• Task requirements: Would it be possible to write out each entry below exactly, without the pictures?

(Records from a dataset)
○ ○ ○ ○ ○

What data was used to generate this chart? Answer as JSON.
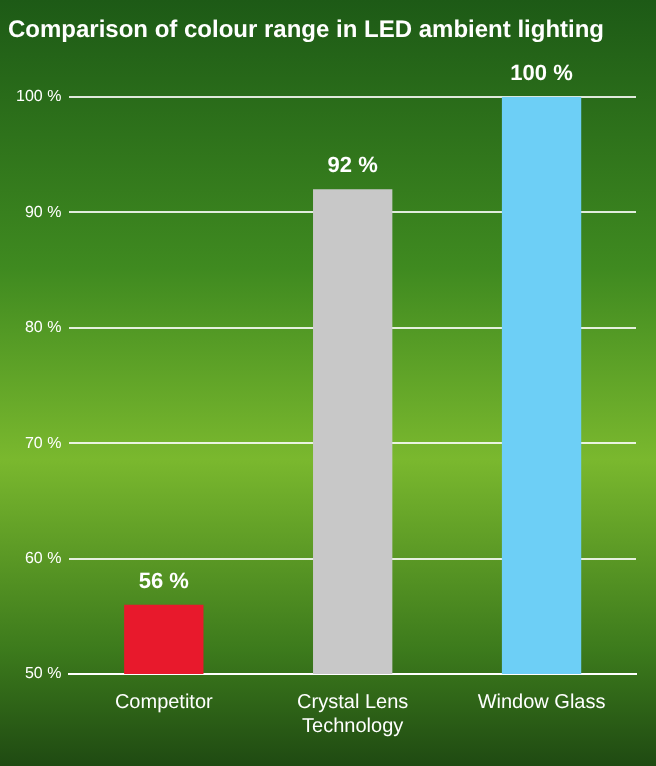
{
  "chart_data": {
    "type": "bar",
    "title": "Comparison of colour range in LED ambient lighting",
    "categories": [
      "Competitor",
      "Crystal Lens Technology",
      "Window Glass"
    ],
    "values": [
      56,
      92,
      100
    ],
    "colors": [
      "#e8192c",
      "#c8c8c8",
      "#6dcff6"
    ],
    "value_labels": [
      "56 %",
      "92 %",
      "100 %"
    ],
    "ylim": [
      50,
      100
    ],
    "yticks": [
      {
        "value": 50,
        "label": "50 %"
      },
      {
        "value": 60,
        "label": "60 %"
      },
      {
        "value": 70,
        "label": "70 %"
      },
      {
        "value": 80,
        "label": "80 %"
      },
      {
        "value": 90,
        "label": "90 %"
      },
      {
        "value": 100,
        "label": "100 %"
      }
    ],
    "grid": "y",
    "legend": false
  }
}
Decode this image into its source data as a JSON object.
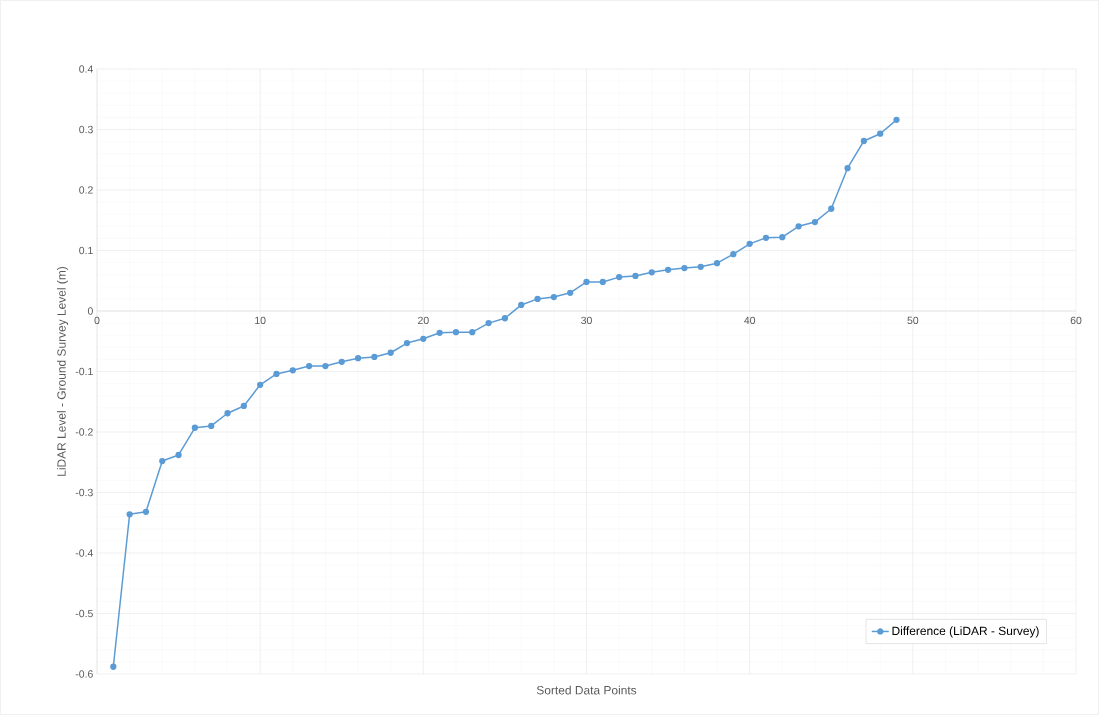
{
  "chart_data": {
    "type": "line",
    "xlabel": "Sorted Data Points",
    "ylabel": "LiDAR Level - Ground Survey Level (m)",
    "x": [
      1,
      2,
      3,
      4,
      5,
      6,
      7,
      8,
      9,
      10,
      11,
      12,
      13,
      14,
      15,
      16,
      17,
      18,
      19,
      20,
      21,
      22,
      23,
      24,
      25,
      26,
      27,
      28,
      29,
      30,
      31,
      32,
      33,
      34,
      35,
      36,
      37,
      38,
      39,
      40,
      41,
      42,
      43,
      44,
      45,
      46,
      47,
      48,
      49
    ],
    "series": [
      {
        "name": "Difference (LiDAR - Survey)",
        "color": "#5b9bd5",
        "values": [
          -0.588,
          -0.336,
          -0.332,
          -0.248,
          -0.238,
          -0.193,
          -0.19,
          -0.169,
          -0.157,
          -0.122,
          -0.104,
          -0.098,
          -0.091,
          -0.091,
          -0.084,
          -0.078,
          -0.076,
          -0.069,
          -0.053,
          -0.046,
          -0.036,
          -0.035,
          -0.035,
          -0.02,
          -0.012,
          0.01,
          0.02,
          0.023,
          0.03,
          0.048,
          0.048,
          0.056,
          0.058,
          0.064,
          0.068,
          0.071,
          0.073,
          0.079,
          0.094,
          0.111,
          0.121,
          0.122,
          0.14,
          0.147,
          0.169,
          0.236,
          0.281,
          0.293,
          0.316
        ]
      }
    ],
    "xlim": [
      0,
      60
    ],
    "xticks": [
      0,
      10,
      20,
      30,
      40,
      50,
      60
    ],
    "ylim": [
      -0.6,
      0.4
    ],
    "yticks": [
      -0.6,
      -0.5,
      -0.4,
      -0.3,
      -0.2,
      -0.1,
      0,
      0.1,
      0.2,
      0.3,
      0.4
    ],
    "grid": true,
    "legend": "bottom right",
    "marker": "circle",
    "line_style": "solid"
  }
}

○ ○ ○ ○ ○

• Answer to this problem:
What data was used to generate this chart? Answer as JSON.
{
  "chart_data": {
    "type": "bar",
    "title": "Comparison of colour range in LED ambient lighting",
    "categories": [
      "Competitor",
      "Crystal Lens Technology",
      "Window Glass"
    ],
    "values": [
      56,
      92,
      100
    ],
    "colors": [
      "#e8192c",
      "#c8c8c8",
      "#6dcff6"
    ],
    "value_labels": [
      "56 %",
      "92 %",
      "100 %"
    ],
    "ylim": [
      50,
      100
    ],
    "yticks": [
      {
        "value": 50,
        "label": "50 %"
      },
      {
        "value": 60,
        "label": "60 %"
      },
      {
        "value": 70,
        "label": "70 %"
      },
      {
        "value": 80,
        "label": "80 %"
      },
      {
        "value": 90,
        "label": "90 %"
      },
      {
        "value": 100,
        "label": "100 %"
      }
    ],
    "grid": "y",
    "legend": false
  }
}
Decode this image into its source data as a JSON object.
{
  "chart_data": {
    "type": "line",
    "xlabel": "Sorted Data Points",
    "ylabel": "LiDAR Level - Ground Survey Level (m)",
    "x": [
      1,
      2,
      3,
      4,
      5,
      6,
      7,
      8,
      9,
      10,
      11,
      12,
      13,
      14,
      15,
      16,
      17,
      18,
      19,
      20,
      21,
      22,
      23,
      24,
      25,
      26,
      27,
      28,
      29,
      30,
      31,
      32,
      33,
      34,
      35,
      36,
      37,
      38,
      39,
      40,
      41,
      42,
      43,
      44,
      45,
      46,
      47,
      48,
      49
    ],
    "series": [
      {
        "name": "Difference (LiDAR - Survey)",
        "color": "#5b9bd5",
        "values": [
          -0.588,
          -0.336,
          -0.332,
          -0.248,
          -0.238,
          -0.193,
          -0.19,
          -0.169,
          -0.157,
          -0.122,
          -0.104,
          -0.098,
          -0.091,
          -0.091,
          -0.084,
          -0.078,
          -0.076,
          -0.069,
          -0.053,
          -0.046,
          -0.036,
          -0.035,
          -0.035,
          -0.02,
          -0.012,
          0.01,
          0.02,
          0.023,
          0.03,
          0.048,
          0.048,
          0.056,
          0.058,
          0.064,
          0.068,
          0.071,
          0.073,
          0.079,
          0.094,
          0.111,
          0.121,
          0.122,
          0.14,
          0.147,
          0.169,
          0.236,
          0.281,
          0.293,
          0.316
        ]
      }
    ],
    "xlim": [
      0,
      60
    ],
    "xticks": [
      0,
      10,
      20,
      30,
      40,
      50,
      60
    ],
    "ylim": [
      -0.6,
      0.4
    ],
    "yticks": [
      -0.6,
      -0.5,
      -0.4,
      -0.3,
      -0.2,
      -0.1,
      0,
      0.1,
      0.2,
      0.3,
      0.4
    ],
    "grid": true,
    "legend": "bottom right",
    "marker": "circle",
    "line_style": "solid"
  }
}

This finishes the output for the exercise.